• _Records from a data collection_

* * *

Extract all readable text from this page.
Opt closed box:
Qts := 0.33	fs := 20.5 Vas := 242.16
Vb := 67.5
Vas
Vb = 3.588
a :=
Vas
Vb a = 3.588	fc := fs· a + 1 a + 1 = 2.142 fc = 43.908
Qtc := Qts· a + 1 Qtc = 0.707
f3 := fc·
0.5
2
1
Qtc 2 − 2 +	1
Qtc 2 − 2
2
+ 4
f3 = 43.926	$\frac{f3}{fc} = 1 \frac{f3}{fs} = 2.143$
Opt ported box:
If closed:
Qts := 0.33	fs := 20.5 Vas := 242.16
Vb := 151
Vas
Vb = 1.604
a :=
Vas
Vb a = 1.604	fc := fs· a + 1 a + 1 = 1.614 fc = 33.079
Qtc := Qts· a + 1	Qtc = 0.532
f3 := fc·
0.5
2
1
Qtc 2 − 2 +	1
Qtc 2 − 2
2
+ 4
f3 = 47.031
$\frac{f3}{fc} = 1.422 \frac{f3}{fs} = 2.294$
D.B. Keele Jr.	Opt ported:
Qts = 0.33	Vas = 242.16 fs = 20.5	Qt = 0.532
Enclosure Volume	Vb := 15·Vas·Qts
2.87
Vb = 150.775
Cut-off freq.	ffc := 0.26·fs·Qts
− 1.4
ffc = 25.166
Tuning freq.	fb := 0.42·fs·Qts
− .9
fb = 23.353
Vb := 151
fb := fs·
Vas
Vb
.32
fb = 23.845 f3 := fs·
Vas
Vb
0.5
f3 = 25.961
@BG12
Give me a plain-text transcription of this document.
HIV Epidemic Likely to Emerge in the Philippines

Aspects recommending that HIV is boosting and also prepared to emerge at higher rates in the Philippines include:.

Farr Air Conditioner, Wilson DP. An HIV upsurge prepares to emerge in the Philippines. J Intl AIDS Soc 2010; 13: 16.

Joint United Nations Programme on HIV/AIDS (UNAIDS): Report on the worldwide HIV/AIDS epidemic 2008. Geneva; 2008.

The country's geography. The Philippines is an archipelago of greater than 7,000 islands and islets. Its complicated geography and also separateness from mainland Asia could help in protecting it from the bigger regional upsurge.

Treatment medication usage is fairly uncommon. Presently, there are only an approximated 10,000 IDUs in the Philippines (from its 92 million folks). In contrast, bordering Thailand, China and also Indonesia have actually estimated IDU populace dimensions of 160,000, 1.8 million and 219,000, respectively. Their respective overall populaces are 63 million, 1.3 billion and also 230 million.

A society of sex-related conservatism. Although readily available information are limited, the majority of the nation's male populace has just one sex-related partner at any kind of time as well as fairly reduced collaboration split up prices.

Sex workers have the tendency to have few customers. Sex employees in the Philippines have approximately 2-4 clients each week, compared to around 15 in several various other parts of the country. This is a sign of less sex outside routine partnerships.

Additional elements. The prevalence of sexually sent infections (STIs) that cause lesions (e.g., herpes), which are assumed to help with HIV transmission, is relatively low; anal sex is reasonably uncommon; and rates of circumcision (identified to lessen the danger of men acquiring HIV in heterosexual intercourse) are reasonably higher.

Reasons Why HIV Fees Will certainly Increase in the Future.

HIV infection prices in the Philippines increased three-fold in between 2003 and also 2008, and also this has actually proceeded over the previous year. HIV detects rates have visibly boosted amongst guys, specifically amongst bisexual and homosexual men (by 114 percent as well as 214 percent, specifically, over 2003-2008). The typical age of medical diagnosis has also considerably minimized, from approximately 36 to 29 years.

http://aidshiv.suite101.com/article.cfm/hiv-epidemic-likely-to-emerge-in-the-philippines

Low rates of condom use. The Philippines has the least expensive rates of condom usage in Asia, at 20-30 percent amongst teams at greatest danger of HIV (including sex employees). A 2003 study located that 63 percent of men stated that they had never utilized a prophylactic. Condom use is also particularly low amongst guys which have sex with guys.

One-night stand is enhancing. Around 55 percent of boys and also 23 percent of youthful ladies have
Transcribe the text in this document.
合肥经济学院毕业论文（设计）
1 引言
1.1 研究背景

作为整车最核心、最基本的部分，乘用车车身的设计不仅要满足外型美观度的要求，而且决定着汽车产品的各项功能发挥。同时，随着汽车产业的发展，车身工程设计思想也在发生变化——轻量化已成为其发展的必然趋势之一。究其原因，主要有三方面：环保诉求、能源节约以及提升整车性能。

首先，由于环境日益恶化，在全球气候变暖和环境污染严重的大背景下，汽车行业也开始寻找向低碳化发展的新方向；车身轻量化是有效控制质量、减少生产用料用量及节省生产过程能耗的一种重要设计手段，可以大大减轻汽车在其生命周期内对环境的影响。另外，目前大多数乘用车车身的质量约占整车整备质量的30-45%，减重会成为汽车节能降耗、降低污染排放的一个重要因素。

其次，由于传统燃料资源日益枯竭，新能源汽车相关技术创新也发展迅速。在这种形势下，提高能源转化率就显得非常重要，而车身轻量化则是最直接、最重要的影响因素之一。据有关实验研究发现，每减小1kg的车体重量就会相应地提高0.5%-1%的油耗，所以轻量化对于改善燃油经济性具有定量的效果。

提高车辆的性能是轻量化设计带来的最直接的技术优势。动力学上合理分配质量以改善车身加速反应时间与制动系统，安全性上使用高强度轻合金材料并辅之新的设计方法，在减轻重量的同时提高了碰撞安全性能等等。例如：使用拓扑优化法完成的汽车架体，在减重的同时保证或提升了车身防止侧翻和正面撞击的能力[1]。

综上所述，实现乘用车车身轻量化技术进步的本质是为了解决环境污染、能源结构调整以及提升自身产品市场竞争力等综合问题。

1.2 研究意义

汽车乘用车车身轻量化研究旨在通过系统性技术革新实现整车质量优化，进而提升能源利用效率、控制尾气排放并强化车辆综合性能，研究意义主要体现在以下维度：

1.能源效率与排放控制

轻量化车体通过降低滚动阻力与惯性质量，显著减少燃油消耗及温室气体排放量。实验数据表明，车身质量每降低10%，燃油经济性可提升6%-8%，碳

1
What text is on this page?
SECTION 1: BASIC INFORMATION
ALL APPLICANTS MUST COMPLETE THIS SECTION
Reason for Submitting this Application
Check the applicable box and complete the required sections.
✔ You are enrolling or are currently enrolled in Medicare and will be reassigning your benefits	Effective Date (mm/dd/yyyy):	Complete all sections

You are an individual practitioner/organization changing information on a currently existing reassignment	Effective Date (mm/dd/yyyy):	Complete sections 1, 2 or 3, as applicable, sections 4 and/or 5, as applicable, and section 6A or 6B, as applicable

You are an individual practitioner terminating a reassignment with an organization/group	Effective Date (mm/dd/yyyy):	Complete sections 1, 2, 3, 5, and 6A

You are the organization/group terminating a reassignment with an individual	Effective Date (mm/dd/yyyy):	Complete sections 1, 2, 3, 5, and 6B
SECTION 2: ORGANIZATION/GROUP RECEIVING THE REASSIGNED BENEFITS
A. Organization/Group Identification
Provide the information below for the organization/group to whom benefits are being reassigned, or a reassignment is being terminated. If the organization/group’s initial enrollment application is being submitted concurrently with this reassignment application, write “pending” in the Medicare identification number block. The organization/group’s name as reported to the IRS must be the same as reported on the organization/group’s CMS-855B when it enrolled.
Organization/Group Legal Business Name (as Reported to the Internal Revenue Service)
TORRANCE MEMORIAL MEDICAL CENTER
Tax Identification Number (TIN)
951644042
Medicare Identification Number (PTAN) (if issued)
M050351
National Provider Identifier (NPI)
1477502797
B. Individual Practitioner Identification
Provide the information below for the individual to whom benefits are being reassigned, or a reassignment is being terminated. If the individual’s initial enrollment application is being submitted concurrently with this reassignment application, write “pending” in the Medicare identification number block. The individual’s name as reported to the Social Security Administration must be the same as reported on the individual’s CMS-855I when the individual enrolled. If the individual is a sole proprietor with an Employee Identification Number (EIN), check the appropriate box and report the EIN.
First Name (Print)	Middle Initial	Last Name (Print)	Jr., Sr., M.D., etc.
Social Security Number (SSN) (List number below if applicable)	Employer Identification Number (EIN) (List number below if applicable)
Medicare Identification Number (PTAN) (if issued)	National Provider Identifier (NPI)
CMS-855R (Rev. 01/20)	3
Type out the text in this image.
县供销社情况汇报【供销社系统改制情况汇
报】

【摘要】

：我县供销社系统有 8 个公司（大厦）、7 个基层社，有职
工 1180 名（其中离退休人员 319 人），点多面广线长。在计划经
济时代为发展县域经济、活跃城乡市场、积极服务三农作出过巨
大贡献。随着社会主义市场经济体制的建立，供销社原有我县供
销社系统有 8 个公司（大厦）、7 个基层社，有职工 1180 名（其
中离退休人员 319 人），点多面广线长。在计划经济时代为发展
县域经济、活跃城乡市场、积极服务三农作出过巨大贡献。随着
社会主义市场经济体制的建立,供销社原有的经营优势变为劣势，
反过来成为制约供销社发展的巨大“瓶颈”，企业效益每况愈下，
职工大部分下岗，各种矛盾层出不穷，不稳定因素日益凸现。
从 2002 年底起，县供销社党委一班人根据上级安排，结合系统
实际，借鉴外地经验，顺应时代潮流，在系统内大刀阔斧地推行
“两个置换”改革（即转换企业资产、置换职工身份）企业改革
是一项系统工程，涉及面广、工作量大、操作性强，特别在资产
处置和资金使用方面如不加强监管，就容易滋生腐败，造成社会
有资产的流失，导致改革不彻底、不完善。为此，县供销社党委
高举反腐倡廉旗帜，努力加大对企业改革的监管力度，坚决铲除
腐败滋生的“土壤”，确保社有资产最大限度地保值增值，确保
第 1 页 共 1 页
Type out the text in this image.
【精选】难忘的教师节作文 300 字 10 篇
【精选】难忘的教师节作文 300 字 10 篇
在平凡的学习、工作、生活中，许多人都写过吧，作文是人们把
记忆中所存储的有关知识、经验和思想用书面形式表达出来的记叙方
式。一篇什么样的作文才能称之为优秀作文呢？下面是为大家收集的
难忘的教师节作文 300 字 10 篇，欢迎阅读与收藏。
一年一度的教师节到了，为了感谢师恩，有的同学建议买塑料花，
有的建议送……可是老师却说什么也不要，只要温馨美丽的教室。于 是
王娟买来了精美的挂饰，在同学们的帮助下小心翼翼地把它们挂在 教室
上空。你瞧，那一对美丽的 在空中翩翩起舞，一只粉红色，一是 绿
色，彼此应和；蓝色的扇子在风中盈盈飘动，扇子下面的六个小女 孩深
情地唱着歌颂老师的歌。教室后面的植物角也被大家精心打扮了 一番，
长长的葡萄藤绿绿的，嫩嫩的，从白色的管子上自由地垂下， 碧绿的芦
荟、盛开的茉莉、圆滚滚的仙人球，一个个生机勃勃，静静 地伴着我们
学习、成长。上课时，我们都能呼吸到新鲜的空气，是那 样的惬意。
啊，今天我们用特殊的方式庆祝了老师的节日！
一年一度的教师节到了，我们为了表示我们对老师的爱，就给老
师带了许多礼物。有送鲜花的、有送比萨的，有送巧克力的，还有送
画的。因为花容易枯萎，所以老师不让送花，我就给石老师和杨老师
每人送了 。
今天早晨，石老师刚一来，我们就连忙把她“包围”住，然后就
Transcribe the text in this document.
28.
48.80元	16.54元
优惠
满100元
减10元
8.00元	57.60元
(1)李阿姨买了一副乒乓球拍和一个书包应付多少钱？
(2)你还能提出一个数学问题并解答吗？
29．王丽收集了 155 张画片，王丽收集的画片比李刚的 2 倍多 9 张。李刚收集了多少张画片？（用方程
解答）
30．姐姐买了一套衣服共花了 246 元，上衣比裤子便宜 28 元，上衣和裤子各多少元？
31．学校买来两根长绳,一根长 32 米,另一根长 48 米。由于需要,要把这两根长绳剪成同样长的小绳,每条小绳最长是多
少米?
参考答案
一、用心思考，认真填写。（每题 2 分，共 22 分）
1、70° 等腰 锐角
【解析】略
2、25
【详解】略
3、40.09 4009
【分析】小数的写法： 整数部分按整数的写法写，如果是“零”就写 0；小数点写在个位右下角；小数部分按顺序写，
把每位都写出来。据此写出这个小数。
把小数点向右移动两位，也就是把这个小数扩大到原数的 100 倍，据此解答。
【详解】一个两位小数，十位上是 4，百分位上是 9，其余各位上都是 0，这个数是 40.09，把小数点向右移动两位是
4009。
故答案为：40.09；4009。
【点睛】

* * *

Leave out every line without the string "whom" and copy the rest.

Provide the information below for the organization/group to whom benefits are being reassigned, or a reassignment is being terminated. If the organization/group’s initial enrollment application is being submitted concurrently with this reassignment application, write “pending” in the Medicare identification number block. The organization/group’s name as reported to the IRS must be the same as reported on the organization/group’s CMS-855B when it enrolled.
Provide the information below for the individual to whom benefits are being reassigned, or a reassignment is being terminated. If the individual’s initial enrollment application is being submitted concurrently with this reassignment application, write “pending” in the Medicare identification number block. The individual’s name as reported to the Social Security Administration must be the same as reported on the individual’s CMS-855I when the individual enrolled. If the individual is a sole proprietor with an Employee Identification Number (EIN), check the appropriate box and report the EIN.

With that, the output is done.